> [Stored data]:
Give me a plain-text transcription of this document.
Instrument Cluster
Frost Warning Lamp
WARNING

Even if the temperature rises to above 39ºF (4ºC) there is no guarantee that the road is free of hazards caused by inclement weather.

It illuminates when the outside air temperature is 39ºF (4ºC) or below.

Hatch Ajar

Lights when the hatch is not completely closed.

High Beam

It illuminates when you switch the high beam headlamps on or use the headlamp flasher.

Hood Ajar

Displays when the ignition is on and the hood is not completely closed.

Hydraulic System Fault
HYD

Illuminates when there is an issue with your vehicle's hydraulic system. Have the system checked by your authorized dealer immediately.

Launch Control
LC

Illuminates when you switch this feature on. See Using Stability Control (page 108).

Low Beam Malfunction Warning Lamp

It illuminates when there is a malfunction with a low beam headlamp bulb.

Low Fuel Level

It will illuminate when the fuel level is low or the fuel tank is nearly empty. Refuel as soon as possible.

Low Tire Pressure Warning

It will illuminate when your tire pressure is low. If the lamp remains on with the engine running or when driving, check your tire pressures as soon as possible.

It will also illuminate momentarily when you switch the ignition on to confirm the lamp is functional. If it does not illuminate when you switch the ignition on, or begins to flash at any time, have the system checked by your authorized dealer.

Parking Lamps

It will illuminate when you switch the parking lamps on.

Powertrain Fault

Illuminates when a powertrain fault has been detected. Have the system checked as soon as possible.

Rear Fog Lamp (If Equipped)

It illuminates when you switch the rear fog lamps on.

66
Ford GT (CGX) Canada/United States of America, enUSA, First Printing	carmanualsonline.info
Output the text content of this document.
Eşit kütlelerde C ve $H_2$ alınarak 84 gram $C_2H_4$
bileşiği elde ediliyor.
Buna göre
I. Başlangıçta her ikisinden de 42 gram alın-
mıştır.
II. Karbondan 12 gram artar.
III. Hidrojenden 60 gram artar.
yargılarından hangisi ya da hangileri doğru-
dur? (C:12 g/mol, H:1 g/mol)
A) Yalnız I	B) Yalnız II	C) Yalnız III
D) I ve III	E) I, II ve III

> [Exercise instructions]: Restate the data above word for word.

> [Result of the exercise]:
Give me a plain-text transcription of this document.
Instrument Cluster
Frost Warning Lamp
WARNING

Even if the temperature rises to above 39ºF (4ºC) there is no guarantee that the road is free of hazards caused by inclement weather.

It illuminates when the outside air temperature is 39ºF (4ºC) or below.

Hatch Ajar

Lights when the hatch is not completely closed.

High Beam

It illuminates when you switch the high beam headlamps on or use the headlamp flasher.

Hood Ajar

Displays when the ignition is on and the hood is not completely closed.

Hydraulic System Fault
HYD

Illuminates when there is an issue with your vehicle's hydraulic system. Have the system checked by your authorized dealer immediately.

Launch Control
LC

Illuminates when you switch this feature on. See Using Stability Control (page 108).

Low Beam Malfunction Warning Lamp

It illuminates when there is a malfunction with a low beam headlamp bulb.

Low Fuel Level

It will illuminate when the fuel level is low or the fuel tank is nearly empty. Refuel as soon as possible.

Low Tire Pressure Warning

It will illuminate when your tire pressure is low. If the lamp remains on with the engine running or when driving, check your tire pressures as soon as possible.

It will also illuminate momentarily when you switch the ignition on to confirm the lamp is functional. If it does not illuminate when you switch the ignition on, or begins to flash at any time, have the system checked by your authorized dealer.

Parking Lamps

It will illuminate when you switch the parking lamps on.

Powertrain Fault

Illuminates when a powertrain fault has been detected. Have the system checked as soon as possible.

Rear Fog Lamp (If Equipped)

It illuminates when you switch the rear fog lamps on.

66
Ford GT (CGX) Canada/United States of America, enUSA, First Printing	carmanualsonline.info
Output the text content of this document.
Eşit kütlelerde C ve $H_2$ alınarak 84 gram $C_2H_4$
bileşiği elde ediliyor.
Buna göre
I. Başlangıçta her ikisinden de 42 gram alın-
mıştır.
II. Karbondan 12 gram artar.
III. Hidrojenden 60 gram artar.
yargılarından hangisi ya da hangileri doğru-
dur? (C:12 g/mol, H:1 g/mol)
A) Yalnız I	B) Yalnız II	C) Yalnız III
D) I ve III	E) I, II ve III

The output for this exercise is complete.